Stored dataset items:
◇ ◇ ◇ ◇ ◇
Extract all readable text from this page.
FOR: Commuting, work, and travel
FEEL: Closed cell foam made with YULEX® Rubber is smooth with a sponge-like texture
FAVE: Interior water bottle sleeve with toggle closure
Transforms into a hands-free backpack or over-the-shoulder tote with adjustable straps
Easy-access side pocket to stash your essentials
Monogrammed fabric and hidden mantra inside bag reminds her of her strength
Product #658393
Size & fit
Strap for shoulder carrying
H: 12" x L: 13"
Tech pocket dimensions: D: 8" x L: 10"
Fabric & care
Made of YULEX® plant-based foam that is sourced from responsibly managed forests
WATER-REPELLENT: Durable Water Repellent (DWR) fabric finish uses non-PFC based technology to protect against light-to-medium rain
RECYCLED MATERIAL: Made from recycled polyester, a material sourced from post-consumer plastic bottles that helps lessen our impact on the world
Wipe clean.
◇ ◇ ◇ ◇ ◇
● **GOAL**
From the data above, extract every line in its exact form.

● **FULL ANSWER**
Extract all readable text from this page.
FOR: Commuting, work, and travel
FEEL: Closed cell foam made with YULEX® Rubber is smooth with a sponge-like texture
FAVE: Interior water bottle sleeve with toggle closure
Transforms into a hands-free backpack or over-the-shoulder tote with adjustable straps
Easy-access side pocket to stash your essentials
Monogrammed fabric and hidden mantra inside bag reminds her of her strength
Product #658393
Size & fit
Strap for shoulder carrying
H: 12" x L: 13"
Tech pocket dimensions: D: 8" x L: 10"
Fabric & care
Made of YULEX® plant-based foam that is sourced from responsibly managed forests
WATER-REPELLENT: Durable Water Repellent (DWR) fabric finish uses non-PFC based technology to protect against light-to-medium rain
RECYCLED MATERIAL: Made from recycled polyester, a material sourced from post-consumer plastic bottles that helps lessen our impact on the world
Wipe clean.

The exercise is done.